INSTRUCTION:
Extract each line from the entries below that has the string "Modelagem" in it.

MATERIAL FOR THIS TASK:
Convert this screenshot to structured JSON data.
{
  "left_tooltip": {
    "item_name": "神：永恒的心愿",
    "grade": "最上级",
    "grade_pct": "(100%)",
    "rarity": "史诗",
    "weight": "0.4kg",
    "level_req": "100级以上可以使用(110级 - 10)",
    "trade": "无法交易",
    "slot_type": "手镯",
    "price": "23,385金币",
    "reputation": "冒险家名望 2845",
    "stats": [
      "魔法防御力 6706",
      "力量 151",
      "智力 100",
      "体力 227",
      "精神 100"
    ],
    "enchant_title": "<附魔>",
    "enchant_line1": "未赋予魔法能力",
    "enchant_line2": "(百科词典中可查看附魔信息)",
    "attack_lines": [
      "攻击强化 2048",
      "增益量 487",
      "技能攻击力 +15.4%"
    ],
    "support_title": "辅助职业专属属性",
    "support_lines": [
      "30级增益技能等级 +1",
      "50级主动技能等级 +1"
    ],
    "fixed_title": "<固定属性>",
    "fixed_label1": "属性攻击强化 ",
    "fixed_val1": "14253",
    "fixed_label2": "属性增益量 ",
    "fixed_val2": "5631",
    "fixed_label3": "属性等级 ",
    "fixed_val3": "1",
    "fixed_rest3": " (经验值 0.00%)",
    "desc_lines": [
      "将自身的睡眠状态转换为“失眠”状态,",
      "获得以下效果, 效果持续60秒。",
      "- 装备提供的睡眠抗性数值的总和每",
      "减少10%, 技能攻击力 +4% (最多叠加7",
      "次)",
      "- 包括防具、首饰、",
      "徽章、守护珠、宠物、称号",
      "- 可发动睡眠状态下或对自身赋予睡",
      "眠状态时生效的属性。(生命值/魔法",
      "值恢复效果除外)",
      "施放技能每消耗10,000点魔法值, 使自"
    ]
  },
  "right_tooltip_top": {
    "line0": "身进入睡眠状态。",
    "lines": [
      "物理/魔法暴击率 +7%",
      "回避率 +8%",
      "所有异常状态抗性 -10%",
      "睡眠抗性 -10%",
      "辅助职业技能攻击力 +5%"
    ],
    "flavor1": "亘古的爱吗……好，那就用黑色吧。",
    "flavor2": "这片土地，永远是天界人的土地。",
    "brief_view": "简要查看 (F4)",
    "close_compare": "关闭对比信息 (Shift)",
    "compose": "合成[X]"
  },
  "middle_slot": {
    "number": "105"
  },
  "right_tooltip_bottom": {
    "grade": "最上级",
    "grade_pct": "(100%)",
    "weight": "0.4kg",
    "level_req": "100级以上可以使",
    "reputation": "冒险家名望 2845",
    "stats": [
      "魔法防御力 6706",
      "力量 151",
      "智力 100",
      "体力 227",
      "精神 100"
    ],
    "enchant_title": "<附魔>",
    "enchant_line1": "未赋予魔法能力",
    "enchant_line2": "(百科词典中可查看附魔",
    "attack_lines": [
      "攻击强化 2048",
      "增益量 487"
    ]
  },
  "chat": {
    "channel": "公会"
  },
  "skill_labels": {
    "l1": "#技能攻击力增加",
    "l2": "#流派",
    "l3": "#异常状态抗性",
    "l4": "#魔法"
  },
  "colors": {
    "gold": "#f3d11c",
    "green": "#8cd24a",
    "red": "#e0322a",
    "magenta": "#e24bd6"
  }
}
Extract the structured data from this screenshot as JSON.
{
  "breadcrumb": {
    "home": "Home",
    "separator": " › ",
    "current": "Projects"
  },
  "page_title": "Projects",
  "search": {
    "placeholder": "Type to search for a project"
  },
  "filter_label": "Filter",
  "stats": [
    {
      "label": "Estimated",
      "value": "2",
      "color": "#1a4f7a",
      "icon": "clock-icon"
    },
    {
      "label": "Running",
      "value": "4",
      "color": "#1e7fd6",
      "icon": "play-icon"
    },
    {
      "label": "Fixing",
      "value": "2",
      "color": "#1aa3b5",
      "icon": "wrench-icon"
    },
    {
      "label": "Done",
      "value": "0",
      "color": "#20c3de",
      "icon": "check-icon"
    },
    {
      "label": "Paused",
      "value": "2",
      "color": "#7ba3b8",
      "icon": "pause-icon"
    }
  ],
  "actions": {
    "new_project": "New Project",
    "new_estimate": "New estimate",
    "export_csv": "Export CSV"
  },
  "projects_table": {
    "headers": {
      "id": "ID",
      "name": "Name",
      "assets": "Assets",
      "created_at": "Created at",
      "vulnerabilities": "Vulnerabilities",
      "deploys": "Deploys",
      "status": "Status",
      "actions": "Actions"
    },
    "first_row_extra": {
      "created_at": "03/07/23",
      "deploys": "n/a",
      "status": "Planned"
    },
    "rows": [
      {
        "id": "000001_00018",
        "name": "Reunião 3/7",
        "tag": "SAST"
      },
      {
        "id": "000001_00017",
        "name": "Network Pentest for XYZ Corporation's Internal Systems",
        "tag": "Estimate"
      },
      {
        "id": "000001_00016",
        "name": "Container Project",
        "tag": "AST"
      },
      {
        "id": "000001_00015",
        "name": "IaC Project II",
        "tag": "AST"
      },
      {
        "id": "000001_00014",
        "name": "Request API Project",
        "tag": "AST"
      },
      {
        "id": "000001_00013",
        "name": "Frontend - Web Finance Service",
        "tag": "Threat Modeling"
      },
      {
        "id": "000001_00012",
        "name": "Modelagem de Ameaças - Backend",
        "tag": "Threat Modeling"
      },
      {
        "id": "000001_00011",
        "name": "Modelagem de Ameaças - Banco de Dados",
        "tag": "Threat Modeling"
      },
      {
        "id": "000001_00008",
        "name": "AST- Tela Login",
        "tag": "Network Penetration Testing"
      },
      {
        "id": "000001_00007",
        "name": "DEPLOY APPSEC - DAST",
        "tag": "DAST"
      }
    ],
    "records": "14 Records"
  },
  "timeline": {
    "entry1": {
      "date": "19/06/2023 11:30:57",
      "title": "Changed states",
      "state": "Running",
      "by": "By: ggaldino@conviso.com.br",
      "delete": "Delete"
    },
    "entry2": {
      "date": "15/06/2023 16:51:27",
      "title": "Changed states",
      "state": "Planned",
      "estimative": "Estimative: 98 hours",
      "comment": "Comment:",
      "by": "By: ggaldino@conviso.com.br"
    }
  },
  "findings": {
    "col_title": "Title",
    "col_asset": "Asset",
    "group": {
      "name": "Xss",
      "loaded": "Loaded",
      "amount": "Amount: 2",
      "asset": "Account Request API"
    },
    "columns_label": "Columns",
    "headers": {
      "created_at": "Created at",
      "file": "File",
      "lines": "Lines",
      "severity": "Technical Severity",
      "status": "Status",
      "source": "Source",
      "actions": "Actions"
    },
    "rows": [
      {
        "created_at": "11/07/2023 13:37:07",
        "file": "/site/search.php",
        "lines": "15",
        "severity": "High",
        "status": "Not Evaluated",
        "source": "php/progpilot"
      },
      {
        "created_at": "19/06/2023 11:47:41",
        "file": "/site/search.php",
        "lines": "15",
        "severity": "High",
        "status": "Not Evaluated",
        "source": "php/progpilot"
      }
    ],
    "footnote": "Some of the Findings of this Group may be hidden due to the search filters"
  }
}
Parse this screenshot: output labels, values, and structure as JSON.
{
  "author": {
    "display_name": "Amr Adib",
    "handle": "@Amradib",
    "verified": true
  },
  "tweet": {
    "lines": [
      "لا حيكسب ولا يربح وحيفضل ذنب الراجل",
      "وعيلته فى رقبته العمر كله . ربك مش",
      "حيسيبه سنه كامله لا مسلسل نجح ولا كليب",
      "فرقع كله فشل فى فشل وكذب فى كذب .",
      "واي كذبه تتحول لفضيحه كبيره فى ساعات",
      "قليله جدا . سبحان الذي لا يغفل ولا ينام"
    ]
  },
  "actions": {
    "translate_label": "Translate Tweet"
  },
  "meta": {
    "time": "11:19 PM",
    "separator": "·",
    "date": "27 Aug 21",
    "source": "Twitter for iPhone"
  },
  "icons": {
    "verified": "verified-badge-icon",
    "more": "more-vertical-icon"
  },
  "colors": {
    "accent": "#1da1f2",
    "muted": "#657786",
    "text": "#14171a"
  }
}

TASK SOLUTION:
        "name": "Modelagem de Ameaças - Backend",
        "name": "Modelagem de Ameaças - Banco de Dados",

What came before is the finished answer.